Op de vraag wat haar indruk is van De Uithof waar een aantal prijswinnende gebouwen staat, kiest ze haar woorden zorgvuldig: één fietsritje is een beetje dun om een gedegen oordeel te hebben. “Het waaide erg hard waardoor het niet echt een warm welkom was. Verder viel het me op dat er veel studentenhuisvesting staat. Toch voelt De Uithof nog niet als een stad terwijl het een grote wijk is met mixed users.” Houben doelt op de tienduizenden studenten, docenten, onderzoekers, ondernemers en werknemers die er dagelijks zijn.

Het was niet de eerste maal dat Houben in De Uithof kwam. Midden jaren negentig werd ze gevraagd om het gebouw voor de Faculteit voor Economie & Management van de Hogeschool Utrecht te ontwerpen. De Uithof zag er toen nog heel anders uit. “Ik herinner me veel weiland en wij ontwierpen het eerste gebouw van de nieuwe campus waar ook veel ruimte zou zijn voor laagbouw.”

Het gebouw staat er inmiddels 20 jaar en Houben is nog altijd trots op het eindresultaat. “Het staat er erg mooi bij.  Er zit heel mooi licht in het gebouw en het heeft een heldere structuur.”

Voor het ontwerp liet Houben zich destijds inspireren door de Kasba, een traditionele woonvorm die je in Noord-Afrikaanse steden ziet. Die kenmerkt zich door een compacte en lage bebouwing met mooi verzorgde patio’s. De drie patio’s van het onderwijspand - zen, bamboe en jungle - zijn nog altijd prachtig, vertelt ze enthousiast.

Bij het ontwerpen speelde de gedachte mee dat onderwijs verandert. “Het ontwerp steekt daarom zo in elkaar dat het makkelijk aangepast kan worden aan de nieuwe tijd. Toentertijd was de trend dat lokalen afgesloten eenheden waren. Nu zijn transparantie en openheid belangrijk”, zegt ze. Daarom worden de onderwijsruimten in het door haar ontworpen gebouw – door een ander bureau dan het hare - opengebroken zodat samenwerken tussen studenten makkelijker wordt. “Maar zaken als zonlicht, comfort, akoestiek en een prettige tactiliteit zijn constanten.”

'Een studentencampus moet een plek zijn met een eigen identiteit waar het prettig is om te verblijven'

In de ontwerpen van Houben staan drie elementen centraal: people, place and purpose. Dat gold voor haar gebouw aan de Padualaan en ook voor het pand dat Mecanoo ontwierp als Life Sciences Incubator aan de Yalelaan. Het verzamelgebouw voor startende bedrijven op het gebied van biowetenschappen huisvest kantoren en laboratoria en past volgens Mecanoo in de ‘grote variëteit aan gebouwen die De Uithof rijk is en daarmee is het een staalkaart van moderne architectuur’.
○ ○ ○
Opdrachten:
[1] Beantwoord de volgende vragen over de tekst over De Uithof.
(a) Door welke traditionele woonvorm liet Houben zich inspireren bij het ontwerp?
(b) Welke namen dragen de drie patio's van het onderwijspand?
(c) Welke drie elementen staan centraal in de ontwerpen van Houben?
[2] Zet de tekst over De Uithof voort na de laatste zin.
De records staan los van de tekst over De Uithof.

[Items uit een dataset]
○ ○ ○
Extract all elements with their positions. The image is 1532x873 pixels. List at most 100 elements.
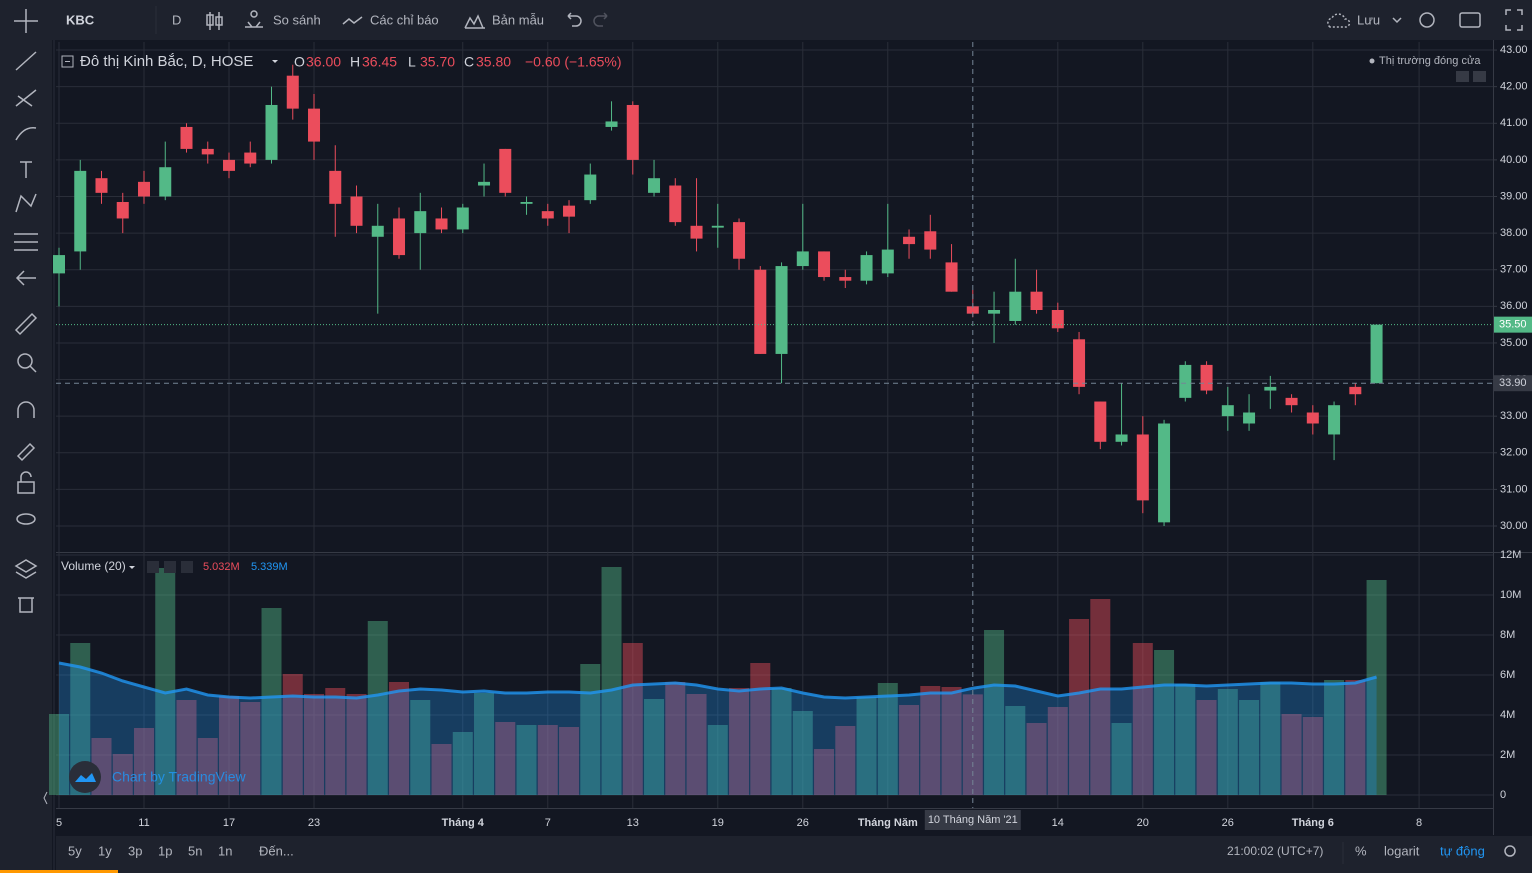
templates-icon[interactable] [464,14,485,29]
candle-body [584,174,597,201]
candle-body [1158,423,1171,523]
candle-body [159,167,172,197]
snapshot[interactable] [1459,12,1481,28]
symbol[interactable]: KBC [66,12,95,27]
range-button[interactable]: 3p [128,843,142,858]
volume-bar [367,621,388,795]
templates[interactable]: Bản mẫu [492,12,544,27]
indicators[interactable]: Các chỉ báo [370,12,439,27]
candle-body [520,201,533,204]
candle-body [74,170,87,252]
volume-bar [346,694,367,795]
crosshair-icon[interactable] [14,9,38,33]
volume-bar [559,727,580,795]
volume-bar [197,738,218,795]
candle-body [1328,405,1341,435]
volume-bar [495,722,516,795]
progress [0,870,118,873]
volume-bar [1111,723,1132,795]
x-tick-label: 23 [308,817,320,829]
percent-scale[interactable]: % [1355,843,1367,858]
range-button[interactable]: 5y [68,843,82,858]
goto-date[interactable]: Đến... [259,843,294,858]
x-tick-label: 5 [56,817,62,829]
cloud-icon[interactable] [1327,13,1351,28]
title-menu[interactable] [272,60,278,63]
candle-body [265,104,278,160]
range-button[interactable]: 1y [98,843,112,858]
candle-body [329,170,342,204]
candle-body [754,269,767,354]
candle-body [95,178,108,193]
volume-ma-area [59,663,1377,795]
fullscreen[interactable] [1505,9,1523,31]
save[interactable]: Lưu [1357,12,1380,27]
volume-title[interactable]: Volume (20) [61,559,126,573]
ohlc-key: C [464,54,474,70]
candle-body [881,249,894,274]
candle-body [414,211,427,234]
candle-body [393,218,406,256]
watermark[interactable]: Chart by TradingView [112,769,246,785]
ohlc-key: L [408,54,416,70]
indicators-icon[interactable] [342,16,363,25]
candle-body [1349,386,1362,395]
candle-body [605,121,618,127]
collapse-left[interactable] [43,791,48,805]
save-menu[interactable] [1392,17,1402,24]
candle-body [478,181,491,186]
compare-icon[interactable] [245,10,263,28]
last-price-tag [1494,316,1532,333]
scroll-button[interactable] [1456,71,1469,82]
volume-bar [1069,619,1090,795]
volume-bar [835,726,856,795]
volume-bar [1281,714,1302,795]
volume-visibility[interactable] [147,561,159,573]
chart-style-icon[interactable] [206,12,223,30]
candle-body [924,231,937,250]
volume-remove[interactable] [181,561,193,573]
volume-bar [1260,682,1281,795]
market-status: Thị trường đóng cửa [1379,55,1481,67]
candle-body [541,211,554,219]
candle-body [435,218,448,230]
range-button[interactable]: 1p [158,843,172,858]
candle-body [648,178,661,193]
candle-body [711,225,724,228]
range-button[interactable]: 5n [188,843,202,858]
log-scale[interactable]: logarit [1384,843,1420,858]
candle-body [371,225,384,237]
undo[interactable] [567,12,582,27]
y-tick-label: 32.00 [1500,447,1528,459]
collapse-legend[interactable] [61,55,74,68]
volume-bar [282,674,303,795]
y-tick-label: 40.00 [1500,154,1528,166]
redo[interactable] [593,12,608,27]
candle-body [1264,386,1277,391]
auto-scale[interactable]: tự động [1440,843,1485,858]
candle-body [456,207,469,230]
settings[interactable] [1419,12,1435,28]
scale-settings[interactable] [1504,845,1516,857]
volume-bar [516,725,537,795]
range-button[interactable]: 1n [218,843,232,858]
candle-body [818,251,831,278]
volume-menu[interactable] [129,566,135,569]
clock: 21:00:02 (UTC+7) [1227,844,1323,858]
volume-bar [622,643,643,795]
volume-tick-label: 10M [1500,589,1521,601]
volume-tick-label: 2M [1500,749,1515,761]
series-title[interactable]: Đô thị Kinh Bắc, D, HOSE [80,53,253,70]
interval[interactable]: D [172,12,181,27]
candle-body [138,181,151,197]
drawing-tools[interactable] [14,51,38,613]
volume-bar [1175,684,1196,795]
scroll-button[interactable] [1473,71,1486,82]
volume-settings[interactable] [164,561,176,573]
candle-body [1200,364,1213,391]
candle-body [1243,412,1256,424]
tv-logo[interactable] [69,761,101,793]
ohlc-value: 36.00 [306,54,341,70]
compare[interactable]: So sánh [273,12,321,27]
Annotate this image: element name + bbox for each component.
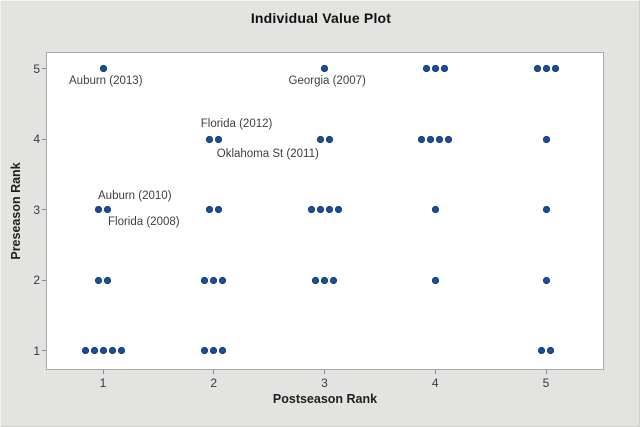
○ ○ ○
Antwoorden:
[1]
(a) Door de Kasba, een traditionele woonvorm uit Noord-Afrikaanse steden.
(b) Zen, bamboe en jungle.
(c) People, place and purpose.

[2]
Houben heeft een duidelijke visie op de vormgeving van  een studentencampus: het moet een plek zijn met een eigen identiteit waar het prettig is om te verblijven. In Delft, waar haar bureau Mecanoo gevestigd is, heeft zij een park ontworpen op de campus van de TU Delft. “Een prettig gebied om zijn met groene heuveltjes. Het is een centrale plek die alle functies met elkaar verbindt: sport, onderwijs, werk en studentenhuisvesting.” Ook ontwierp ze op de Delftse campus de geroemde universiteitsbibliotheek. “Een campus heeft voor echt Hollandse steden als Utrecht, Delft, maar ook Wageningen een belangrijke, economische functie. De stad is vanwege de geringe omvang al snel de campus.”

'Alles moet kloppen op de campus als je het tot een geïntegreerd onderdeel van de stad wil maken'

Houben meent dat er nogal eens voorbij wordt gegaan aan de gedachte dat je als middelgrote Hollandse universiteitsstad concurreert om studenten en postdocs met universiteiten zoals Cambridge. “Je wilt hen een inspirerende plek bieden waar ze zich thuis voelen. Waar ze veilig kunnen fietsen en prettig wonen, werken en verblijven. Je moet als universiteit daarom echt een heel mooie campus maken en dat begint bij het bewustzijn dat de competitie van de kenniseconomie mondiaal is.”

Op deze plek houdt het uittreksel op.